What the exercise asks: Your job is to retype all of the data word for word, leaving every image out.

** start of Supplied information **

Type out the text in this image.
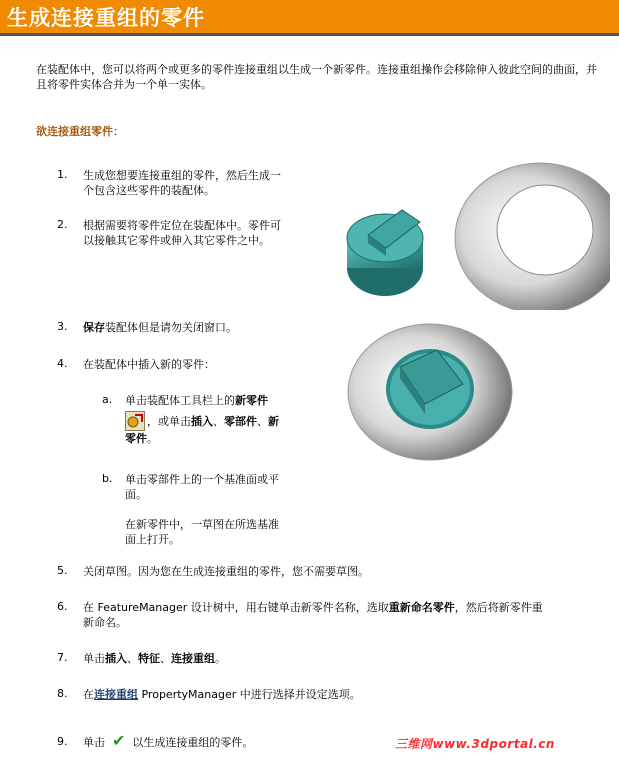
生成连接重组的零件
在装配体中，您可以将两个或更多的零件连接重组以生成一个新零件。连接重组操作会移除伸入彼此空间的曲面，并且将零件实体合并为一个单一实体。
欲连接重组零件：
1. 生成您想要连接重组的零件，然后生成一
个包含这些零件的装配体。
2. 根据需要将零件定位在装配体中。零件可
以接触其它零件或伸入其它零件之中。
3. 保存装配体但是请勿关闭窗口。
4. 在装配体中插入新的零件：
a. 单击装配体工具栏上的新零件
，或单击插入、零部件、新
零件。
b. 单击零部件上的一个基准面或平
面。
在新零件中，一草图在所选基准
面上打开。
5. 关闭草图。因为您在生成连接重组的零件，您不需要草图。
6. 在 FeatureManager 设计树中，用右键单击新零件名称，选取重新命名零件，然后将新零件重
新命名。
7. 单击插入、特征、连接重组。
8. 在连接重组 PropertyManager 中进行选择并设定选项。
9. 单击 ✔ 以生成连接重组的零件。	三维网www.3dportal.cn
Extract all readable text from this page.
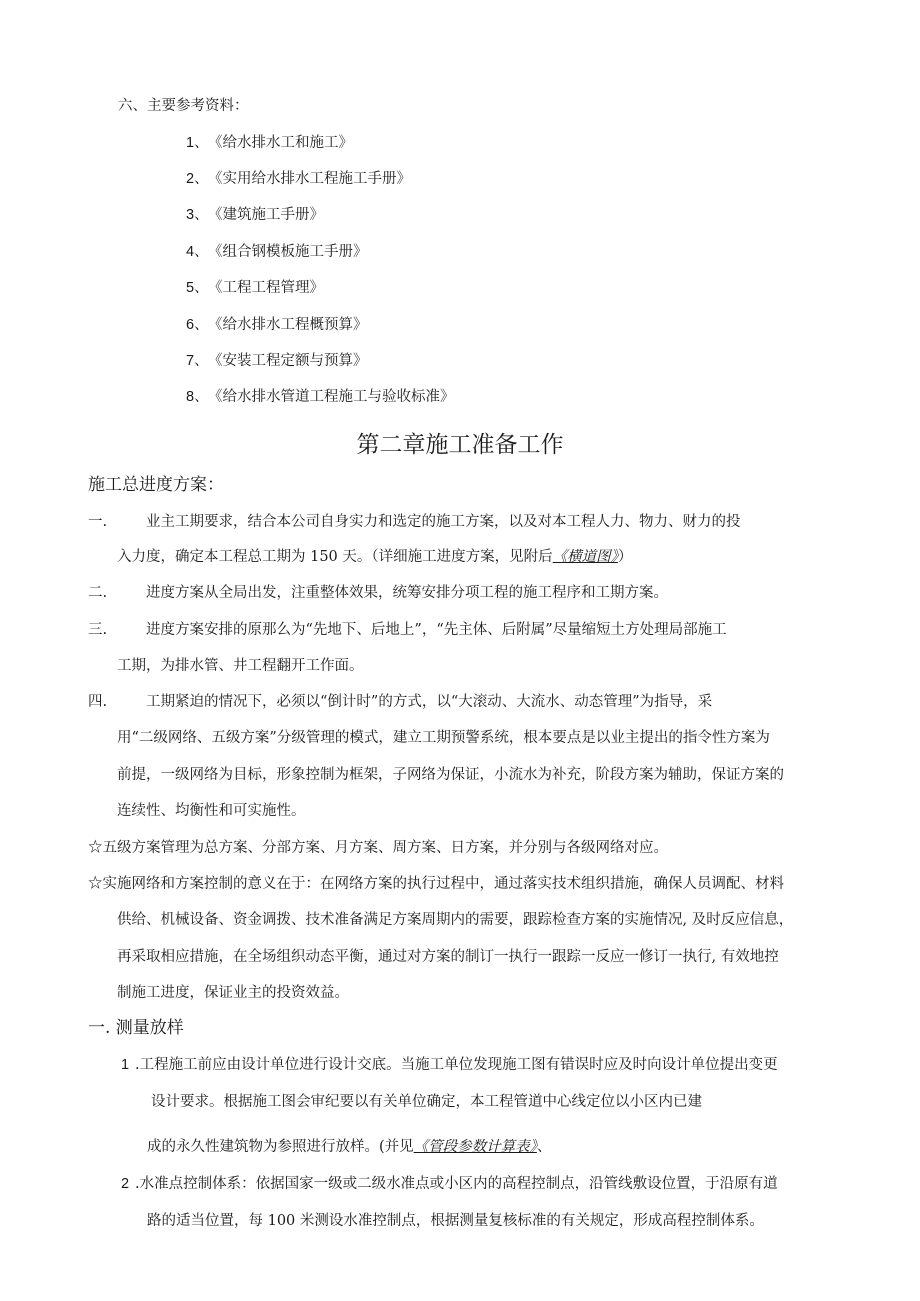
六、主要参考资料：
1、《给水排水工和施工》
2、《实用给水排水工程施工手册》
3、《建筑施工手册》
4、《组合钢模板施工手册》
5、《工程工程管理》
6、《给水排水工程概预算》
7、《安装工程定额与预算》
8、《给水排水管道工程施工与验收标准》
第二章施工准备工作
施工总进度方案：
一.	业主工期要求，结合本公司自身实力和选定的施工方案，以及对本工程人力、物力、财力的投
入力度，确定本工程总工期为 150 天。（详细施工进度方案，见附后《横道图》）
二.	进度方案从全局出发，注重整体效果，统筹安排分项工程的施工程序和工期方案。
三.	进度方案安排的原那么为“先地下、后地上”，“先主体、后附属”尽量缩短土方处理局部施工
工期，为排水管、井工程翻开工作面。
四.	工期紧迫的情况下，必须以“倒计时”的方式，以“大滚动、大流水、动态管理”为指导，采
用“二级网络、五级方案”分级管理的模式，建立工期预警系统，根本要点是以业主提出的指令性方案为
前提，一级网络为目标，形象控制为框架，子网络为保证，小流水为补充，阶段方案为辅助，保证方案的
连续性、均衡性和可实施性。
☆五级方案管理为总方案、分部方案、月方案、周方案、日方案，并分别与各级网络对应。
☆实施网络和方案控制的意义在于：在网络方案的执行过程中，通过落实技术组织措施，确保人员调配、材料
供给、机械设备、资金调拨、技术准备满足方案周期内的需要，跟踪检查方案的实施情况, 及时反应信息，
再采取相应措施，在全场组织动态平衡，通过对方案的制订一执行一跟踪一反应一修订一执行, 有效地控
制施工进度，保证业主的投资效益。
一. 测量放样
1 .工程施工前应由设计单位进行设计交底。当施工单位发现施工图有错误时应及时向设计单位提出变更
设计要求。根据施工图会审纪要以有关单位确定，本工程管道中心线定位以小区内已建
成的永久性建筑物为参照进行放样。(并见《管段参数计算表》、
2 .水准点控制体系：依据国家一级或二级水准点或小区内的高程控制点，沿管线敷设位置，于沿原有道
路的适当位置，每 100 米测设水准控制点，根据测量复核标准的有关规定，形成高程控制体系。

** end of Supplied information **

The result:
Type out the text in this image.
生成连接重组的零件
在装配体中，您可以将两个或更多的零件连接重组以生成一个新零件。连接重组操作会移除伸入彼此空间的曲面，并且将零件实体合并为一个单一实体。
欲连接重组零件：
1. 生成您想要连接重组的零件，然后生成一
个包含这些零件的装配体。
2. 根据需要将零件定位在装配体中。零件可
以接触其它零件或伸入其它零件之中。
3. 保存装配体但是请勿关闭窗口。
4. 在装配体中插入新的零件：
a. 单击装配体工具栏上的新零件
，或单击插入、零部件、新
零件。
b. 单击零部件上的一个基准面或平
面。
在新零件中，一草图在所选基准
面上打开。
5. 关闭草图。因为您在生成连接重组的零件，您不需要草图。
6. 在 FeatureManager 设计树中，用右键单击新零件名称，选取重新命名零件，然后将新零件重
新命名。
7. 单击插入、特征、连接重组。
8. 在连接重组 PropertyManager 中进行选择并设定选项。
9. 单击 ✔ 以生成连接重组的零件。	三维网www.3dportal.cn
Extract all readable text from this page.
六、主要参考资料：
1、《给水排水工和施工》
2、《实用给水排水工程施工手册》
3、《建筑施工手册》
4、《组合钢模板施工手册》
5、《工程工程管理》
6、《给水排水工程概预算》
7、《安装工程定额与预算》
8、《给水排水管道工程施工与验收标准》
第二章施工准备工作
施工总进度方案：
一.	业主工期要求，结合本公司自身实力和选定的施工方案，以及对本工程人力、物力、财力的投
入力度，确定本工程总工期为 150 天。（详细施工进度方案，见附后《横道图》）
二.	进度方案从全局出发，注重整体效果，统筹安排分项工程的施工程序和工期方案。
三.	进度方案安排的原那么为“先地下、后地上”，“先主体、后附属”尽量缩短土方处理局部施工
工期，为排水管、井工程翻开工作面。
四.	工期紧迫的情况下，必须以“倒计时”的方式，以“大滚动、大流水、动态管理”为指导，采
用“二级网络、五级方案”分级管理的模式，建立工期预警系统，根本要点是以业主提出的指令性方案为
前提，一级网络为目标，形象控制为框架，子网络为保证，小流水为补充，阶段方案为辅助，保证方案的
连续性、均衡性和可实施性。
☆五级方案管理为总方案、分部方案、月方案、周方案、日方案，并分别与各级网络对应。
☆实施网络和方案控制的意义在于：在网络方案的执行过程中，通过落实技术组织措施，确保人员调配、材料
供给、机械设备、资金调拨、技术准备满足方案周期内的需要，跟踪检查方案的实施情况, 及时反应信息，
再采取相应措施，在全场组织动态平衡，通过对方案的制订一执行一跟踪一反应一修订一执行, 有效地控
制施工进度，保证业主的投资效益。
一. 测量放样
1 .工程施工前应由设计单位进行设计交底。当施工单位发现施工图有错误时应及时向设计单位提出变更
设计要求。根据施工图会审纪要以有关单位确定，本工程管道中心线定位以小区内已建
成的永久性建筑物为参照进行放样。(并见《管段参数计算表》、
2 .水准点控制体系：依据国家一级或二级水准点或小区内的高程控制点，沿管线敷设位置，于沿原有道
路的适当位置，每 100 米测设水准控制点，根据测量复核标准的有关规定，形成高程控制体系。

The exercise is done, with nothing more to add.